= Written problem =
Copy nothing but the text: repeat each entry exactly and drop the images.

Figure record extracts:
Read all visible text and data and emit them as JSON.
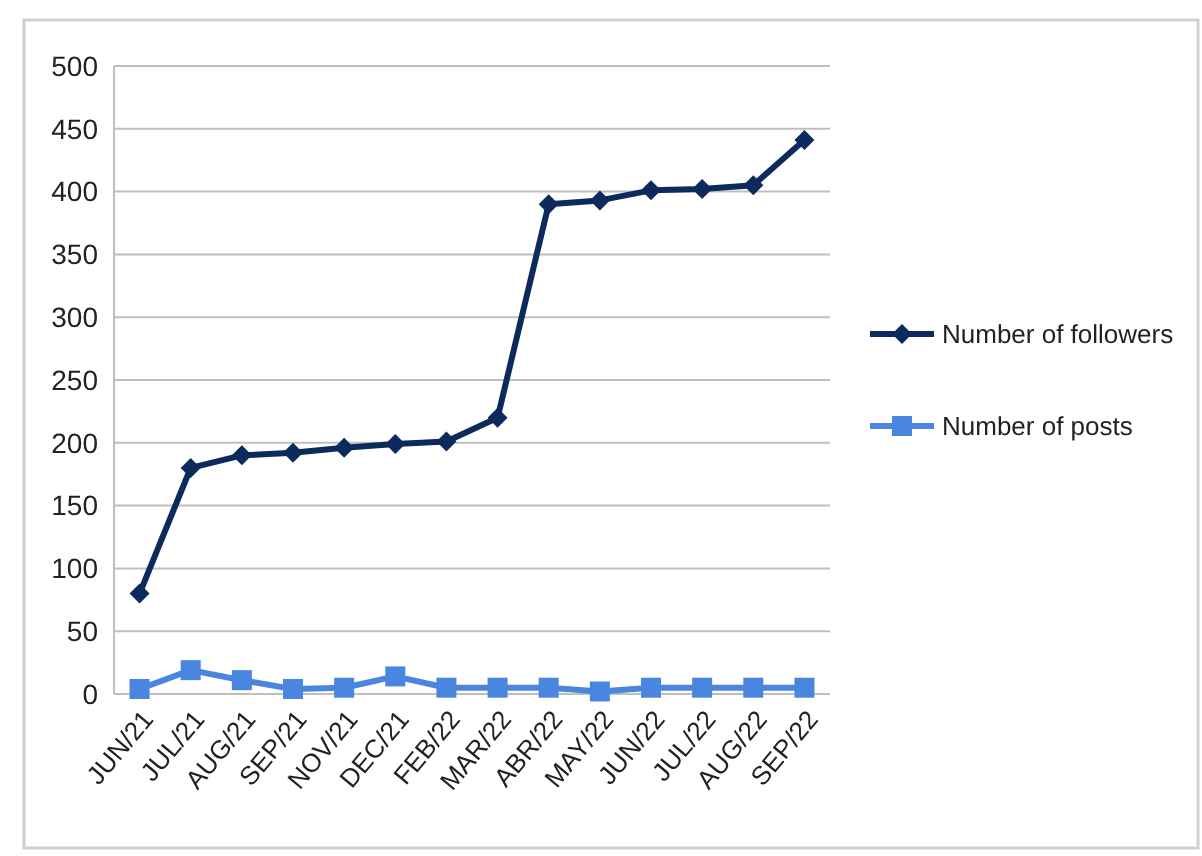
{
  "chart_data": {
    "type": "line",
    "categories": [
      "JUN/21",
      "JUL/21",
      "AUG/21",
      "SEP/21",
      "NOV/21",
      "DEC/21",
      "FEB/22",
      "MAR/22",
      "ABR/22",
      "MAY/22",
      "JUN/22",
      "JUL/22",
      "AUG/22",
      "SEP/22"
    ],
    "series": [
      {
        "name": "Number of followers",
        "color": "#0c2a5c",
        "marker": "diamond",
        "values": [
          80,
          180,
          190,
          192,
          196,
          199,
          201,
          220,
          390,
          393,
          401,
          402,
          405,
          441
        ]
      },
      {
        "name": "Number of posts",
        "color": "#4a86e0",
        "marker": "square",
        "values": [
          4,
          19,
          11,
          4,
          5,
          14,
          5,
          5,
          5,
          2,
          5,
          5,
          5,
          5
        ]
      }
    ],
    "ylim": [
      0,
      500
    ],
    "yticks": [
      0,
      50,
      100,
      150,
      200,
      250,
      300,
      350,
      400,
      450,
      500
    ],
    "grid": "y",
    "legend": "right",
    "line_style": "solid"
  }
}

= Reply =
Read all visible text and data and emit them as JSON.
{
  "chart_data": {
    "type": "line",
    "categories": [
      "JUN/21",
      "JUL/21",
      "AUG/21",
      "SEP/21",
      "NOV/21",
      "DEC/21",
      "FEB/22",
      "MAR/22",
      "ABR/22",
      "MAY/22",
      "JUN/22",
      "JUL/22",
      "AUG/22",
      "SEP/22"
    ],
    "series": [
      {
        "name": "Number of followers",
        "color": "#0c2a5c",
        "marker": "diamond",
        "values": [
          80,
          180,
          190,
          192,
          196,
          199,
          201,
          220,
          390,
          393,
          401,
          402,
          405,
          441
        ]
      },
      {
        "name": "Number of posts",
        "color": "#4a86e0",
        "marker": "square",
        "values": [
          4,
          19,
          11,
          4,
          5,
          14,
          5,
          5,
          5,
          2,
          5,
          5,
          5,
          5
        ]
      }
    ],
    "ylim": [
      0,
      500
    ],
    "yticks": [
      0,
      50,
      100,
      150,
      200,
      250,
      300,
      350,
      400,
      450,
      500
    ],
    "grid": "y",
    "legend": "right",
    "line_style": "solid"
  }
}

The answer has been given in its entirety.